**Task brief**. Identify all lines in the listing that include the word "счет", and copy them out.

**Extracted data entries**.
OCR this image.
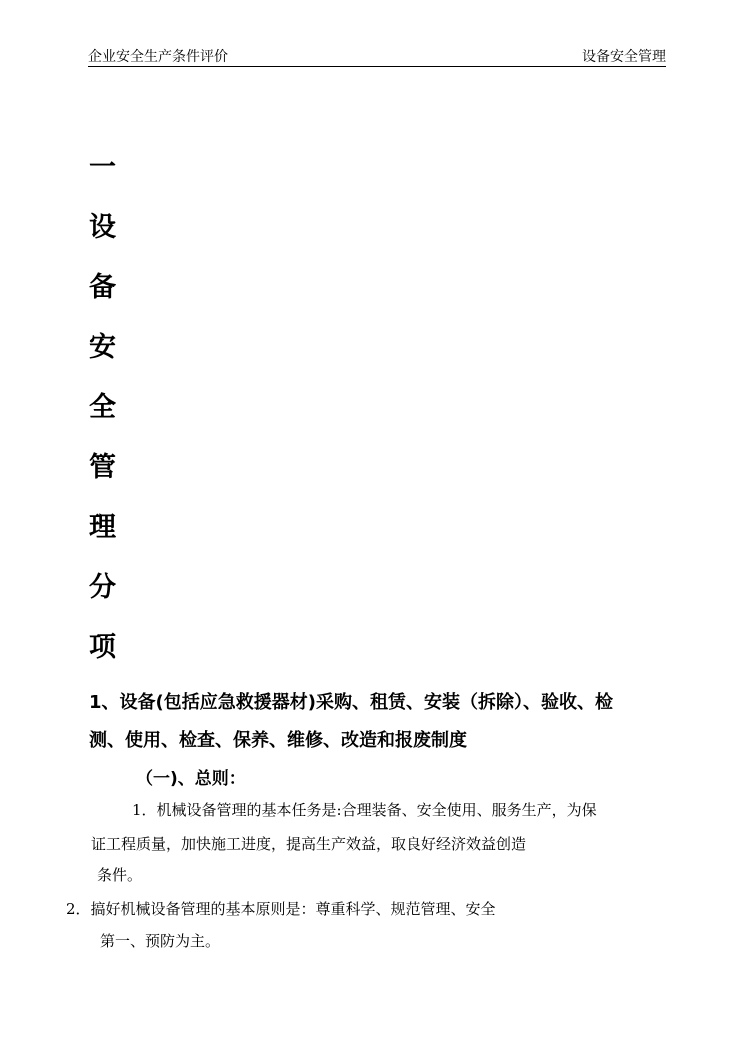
企业安全生产条件评价	设备安全管理
一
设
备
安
全
管
理
分
项
1、设备(包括应急救援器材)采购、租赁、安装（拆除）、验收、检
测、使用、检查、保养、维修、改造和报废制度
（一)、总则：
1．机械设备管理的基本任务是:合理装备、安全使用、服务生产，为保
证工程质量，加快施工进度，提高生产效益，取良好经济效益创造
条件。
2．搞好机械设备管理的基本原则是：尊重科学、规范管理、安全
第一、预防为主。
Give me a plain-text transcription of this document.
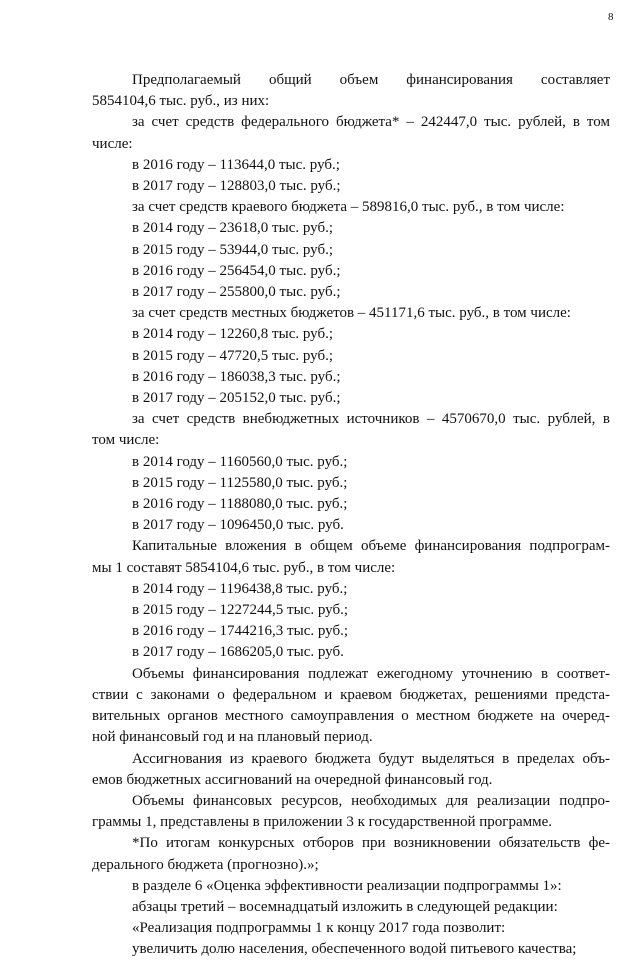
8
Предполагаемый общий объем финансирования составляет
5854104,6 тыс. руб., из них:
за счет средств федерального бюджета* – 242447,0 тыс. рублей, в том
числе:
в 2016 году – 113644,0 тыс. руб.;
в 2017 году – 128803,0 тыс. руб.;
за счет средств краевого бюджета – 589816,0 тыс. руб., в том числе:
в 2014 году – 23618,0 тыс. руб.;
в 2015 году – 53944,0 тыс. руб.;
в 2016 году – 256454,0 тыс. руб.;
в 2017 году – 255800,0 тыс. руб.;
за счет средств местных бюджетов – 451171,6 тыс. руб., в том числе:
в 2014 году – 12260,8 тыс. руб.;
в 2015 году – 47720,5 тыс. руб.;
в 2016 году – 186038,3 тыс. руб.;
в 2017 году – 205152,0 тыс. руб.;
за счет средств внебюджетных источников – 4570670,0 тыс. рублей, в
том числе:
в 2014 году – 1160560,0 тыс. руб.;
в 2015 году – 1125580,0 тыс. руб.;
в 2016 году – 1188080,0 тыс. руб.;
в 2017 году – 1096450,0 тыс. руб.
Капитальные вложения в общем объеме финансирования подпрограм-
мы 1 составят 5854104,6 тыс. руб., в том числе:
в 2014 году – 1196438,8 тыс. руб.;
в 2015 году – 1227244,5 тыс. руб.;
в 2016 году – 1744216,3 тыс. руб.;
в 2017 году – 1686205,0 тыс. руб.
Объемы финансирования подлежат ежегодному уточнению в соответ-
ствии с законами о федеральном и краевом бюджетах, решениями предста-
вительных органов местного самоуправления о местном бюджете на очеред-
ной финансовый год и на плановый период.
Ассигнования из краевого бюджета будут выделяться в пределах объ-
емов бюджетных ассигнований на очередной финансовый год.
Объемы финансовых ресурсов, необходимых для реализации подпро-
граммы 1, представлены в приложении 3 к государственной программе.
*По итогам конкурсных отборов при возникновении обязательств фе-
дерального бюджета (прогнозно).»;
в разделе 6 «Оценка эффективности реализации подпрограммы 1»:
абзацы третий – восемнадцатый изложить в следующей редакции:
«Реализация подпрограммы 1 к концу 2017 года позволит:
увеличить долю населения, обеспеченного водой питьевого качества;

**Result**.
за счет средств федерального бюджета* – 242447,0 тыс. рублей, в том
за счет средств краевого бюджета – 589816,0 тыс. руб., в том числе:
за счет средств местных бюджетов – 451171,6 тыс. руб., в том числе:
за счет средств внебюджетных источников – 4570670,0 тыс. рублей, в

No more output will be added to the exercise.